● INFORMATION GIVEN
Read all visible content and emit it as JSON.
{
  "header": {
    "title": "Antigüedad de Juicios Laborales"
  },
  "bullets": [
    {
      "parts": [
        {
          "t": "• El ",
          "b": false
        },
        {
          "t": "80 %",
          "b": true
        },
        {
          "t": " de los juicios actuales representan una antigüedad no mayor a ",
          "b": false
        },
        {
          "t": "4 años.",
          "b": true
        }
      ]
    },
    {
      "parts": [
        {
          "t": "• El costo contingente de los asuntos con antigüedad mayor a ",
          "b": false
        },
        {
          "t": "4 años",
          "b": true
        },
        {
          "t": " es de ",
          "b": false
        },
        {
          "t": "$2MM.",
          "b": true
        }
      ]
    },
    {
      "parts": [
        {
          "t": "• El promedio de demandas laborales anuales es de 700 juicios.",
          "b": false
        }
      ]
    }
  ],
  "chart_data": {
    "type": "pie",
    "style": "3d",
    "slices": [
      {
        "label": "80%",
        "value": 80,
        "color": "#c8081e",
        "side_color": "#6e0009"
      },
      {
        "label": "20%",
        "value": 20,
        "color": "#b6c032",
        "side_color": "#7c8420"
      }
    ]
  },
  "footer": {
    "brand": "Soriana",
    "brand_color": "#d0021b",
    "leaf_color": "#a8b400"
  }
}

● PROBLEM TO SOLVE
Make a list of all lines in the data that contain "mayor".

● RESULT
          "t": " de los juicios actuales representan una antigüedad no mayor a ",
          "t": "• El costo contingente de los asuntos con antigüedad mayor a ",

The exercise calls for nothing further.